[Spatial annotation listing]
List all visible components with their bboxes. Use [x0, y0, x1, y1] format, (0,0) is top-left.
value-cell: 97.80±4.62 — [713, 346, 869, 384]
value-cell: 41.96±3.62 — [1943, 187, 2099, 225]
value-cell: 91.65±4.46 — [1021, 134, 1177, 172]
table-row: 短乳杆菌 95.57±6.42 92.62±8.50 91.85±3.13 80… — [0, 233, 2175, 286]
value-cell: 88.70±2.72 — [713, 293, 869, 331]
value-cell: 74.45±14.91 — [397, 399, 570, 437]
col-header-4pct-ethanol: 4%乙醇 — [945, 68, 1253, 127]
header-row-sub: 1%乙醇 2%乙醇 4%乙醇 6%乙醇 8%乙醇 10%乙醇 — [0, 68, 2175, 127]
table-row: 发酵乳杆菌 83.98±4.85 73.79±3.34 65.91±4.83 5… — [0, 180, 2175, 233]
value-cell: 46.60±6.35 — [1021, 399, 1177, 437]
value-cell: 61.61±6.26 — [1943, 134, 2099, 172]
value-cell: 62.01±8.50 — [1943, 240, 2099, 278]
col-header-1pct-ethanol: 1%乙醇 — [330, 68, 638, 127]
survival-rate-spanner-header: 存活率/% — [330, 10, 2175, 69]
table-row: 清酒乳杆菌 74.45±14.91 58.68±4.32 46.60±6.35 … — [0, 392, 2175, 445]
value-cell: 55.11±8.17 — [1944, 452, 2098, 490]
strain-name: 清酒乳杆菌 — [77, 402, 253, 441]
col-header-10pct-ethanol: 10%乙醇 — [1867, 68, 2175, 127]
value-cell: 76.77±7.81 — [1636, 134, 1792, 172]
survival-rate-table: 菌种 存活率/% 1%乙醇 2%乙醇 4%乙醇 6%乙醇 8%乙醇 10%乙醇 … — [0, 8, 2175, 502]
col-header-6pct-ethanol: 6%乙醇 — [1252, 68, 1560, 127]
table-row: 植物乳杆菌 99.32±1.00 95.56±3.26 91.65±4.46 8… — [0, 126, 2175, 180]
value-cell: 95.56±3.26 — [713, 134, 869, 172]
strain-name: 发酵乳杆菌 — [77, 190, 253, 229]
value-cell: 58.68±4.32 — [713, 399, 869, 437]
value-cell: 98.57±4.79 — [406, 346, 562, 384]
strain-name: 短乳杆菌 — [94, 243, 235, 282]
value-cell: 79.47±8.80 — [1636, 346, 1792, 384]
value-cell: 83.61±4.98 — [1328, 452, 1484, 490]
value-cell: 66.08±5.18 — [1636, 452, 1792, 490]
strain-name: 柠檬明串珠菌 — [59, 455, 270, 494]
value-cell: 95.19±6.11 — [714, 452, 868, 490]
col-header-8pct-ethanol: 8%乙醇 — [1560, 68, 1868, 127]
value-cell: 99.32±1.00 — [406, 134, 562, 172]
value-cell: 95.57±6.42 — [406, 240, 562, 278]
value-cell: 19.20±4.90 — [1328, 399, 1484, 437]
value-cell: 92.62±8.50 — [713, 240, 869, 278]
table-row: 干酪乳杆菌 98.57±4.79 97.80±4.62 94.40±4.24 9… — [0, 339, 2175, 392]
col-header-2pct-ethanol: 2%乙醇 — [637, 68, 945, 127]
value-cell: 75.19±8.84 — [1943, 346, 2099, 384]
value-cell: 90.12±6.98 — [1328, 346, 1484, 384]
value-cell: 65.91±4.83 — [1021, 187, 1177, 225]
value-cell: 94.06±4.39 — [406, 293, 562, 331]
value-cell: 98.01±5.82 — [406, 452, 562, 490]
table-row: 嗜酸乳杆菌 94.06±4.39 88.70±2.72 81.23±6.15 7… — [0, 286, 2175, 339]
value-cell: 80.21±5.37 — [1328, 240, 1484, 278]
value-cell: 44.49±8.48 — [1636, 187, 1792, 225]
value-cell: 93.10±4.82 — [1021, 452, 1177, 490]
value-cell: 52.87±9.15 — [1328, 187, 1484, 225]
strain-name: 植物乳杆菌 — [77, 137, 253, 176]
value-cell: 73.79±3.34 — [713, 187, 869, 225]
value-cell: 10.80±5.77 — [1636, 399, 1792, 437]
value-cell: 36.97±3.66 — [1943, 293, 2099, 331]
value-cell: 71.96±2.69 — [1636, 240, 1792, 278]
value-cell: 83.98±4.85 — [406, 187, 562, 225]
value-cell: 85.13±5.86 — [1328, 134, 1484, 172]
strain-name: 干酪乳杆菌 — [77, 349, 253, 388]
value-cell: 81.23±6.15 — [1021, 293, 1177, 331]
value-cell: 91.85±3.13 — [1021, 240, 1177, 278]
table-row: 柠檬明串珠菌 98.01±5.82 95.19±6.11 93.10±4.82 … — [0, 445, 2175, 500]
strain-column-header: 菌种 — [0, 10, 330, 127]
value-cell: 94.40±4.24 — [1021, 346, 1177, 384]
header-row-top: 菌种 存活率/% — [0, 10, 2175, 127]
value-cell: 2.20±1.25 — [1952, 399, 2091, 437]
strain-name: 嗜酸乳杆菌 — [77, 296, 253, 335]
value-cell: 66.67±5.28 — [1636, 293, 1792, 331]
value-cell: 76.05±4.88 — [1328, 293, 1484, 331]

## WORK TO BE COMPLETED:
Reproduce the listing above verbatim from its first line through the line containing "value-cell: 99.32±1.00 — [406, 134, 562, 172]", including both of those lines.

## ANSWER FOR THE TASK:
List all visible components with their bboxes. Use [x0, y0, x1, y1] format, (0,0) is top-left.
value-cell: 97.80±4.62 — [713, 346, 869, 384]
value-cell: 41.96±3.62 — [1943, 187, 2099, 225]
value-cell: 91.65±4.46 — [1021, 134, 1177, 172]
table-row: 短乳杆菌 95.57±6.42 92.62±8.50 91.85±3.13 80… — [0, 233, 2175, 286]
value-cell: 88.70±2.72 — [713, 293, 869, 331]
value-cell: 74.45±14.91 — [397, 399, 570, 437]
col-header-4pct-ethanol: 4%乙醇 — [945, 68, 1253, 127]
header-row-sub: 1%乙醇 2%乙醇 4%乙醇 6%乙醇 8%乙醇 10%乙醇 — [0, 68, 2175, 127]
table-row: 发酵乳杆菌 83.98±4.85 73.79±3.34 65.91±4.83 5… — [0, 180, 2175, 233]
value-cell: 46.60±6.35 — [1021, 399, 1177, 437]
value-cell: 61.61±6.26 — [1943, 134, 2099, 172]
value-cell: 62.01±8.50 — [1943, 240, 2099, 278]
col-header-1pct-ethanol: 1%乙醇 — [330, 68, 638, 127]
survival-rate-spanner-header: 存活率/% — [330, 10, 2175, 69]
table-row: 清酒乳杆菌 74.45±14.91 58.68±4.32 46.60±6.35 … — [0, 392, 2175, 445]
value-cell: 55.11±8.17 — [1944, 452, 2098, 490]
strain-name: 清酒乳杆菌 — [77, 402, 253, 441]
col-header-10pct-ethanol: 10%乙醇 — [1867, 68, 2175, 127]
value-cell: 76.77±7.81 — [1636, 134, 1792, 172]
survival-rate-table: 菌种 存活率/% 1%乙醇 2%乙醇 4%乙醇 6%乙醇 8%乙醇 10%乙醇 … — [0, 8, 2175, 502]
col-header-6pct-ethanol: 6%乙醇 — [1252, 68, 1560, 127]
table-row: 植物乳杆菌 99.32±1.00 95.56±3.26 91.65±4.46 8… — [0, 126, 2175, 180]
value-cell: 95.56±3.26 — [713, 134, 869, 172]
strain-name: 发酵乳杆菌 — [77, 190, 253, 229]
value-cell: 58.68±4.32 — [713, 399, 869, 437]
value-cell: 98.57±4.79 — [406, 346, 562, 384]
strain-name: 短乳杆菌 — [94, 243, 235, 282]
value-cell: 79.47±8.80 — [1636, 346, 1792, 384]
value-cell: 83.61±4.98 — [1328, 452, 1484, 490]
value-cell: 66.08±5.18 — [1636, 452, 1792, 490]
strain-name: 柠檬明串珠菌 — [59, 455, 270, 494]
value-cell: 95.19±6.11 — [714, 452, 868, 490]
col-header-8pct-ethanol: 8%乙醇 — [1560, 68, 1868, 127]
value-cell: 99.32±1.00 — [406, 134, 562, 172]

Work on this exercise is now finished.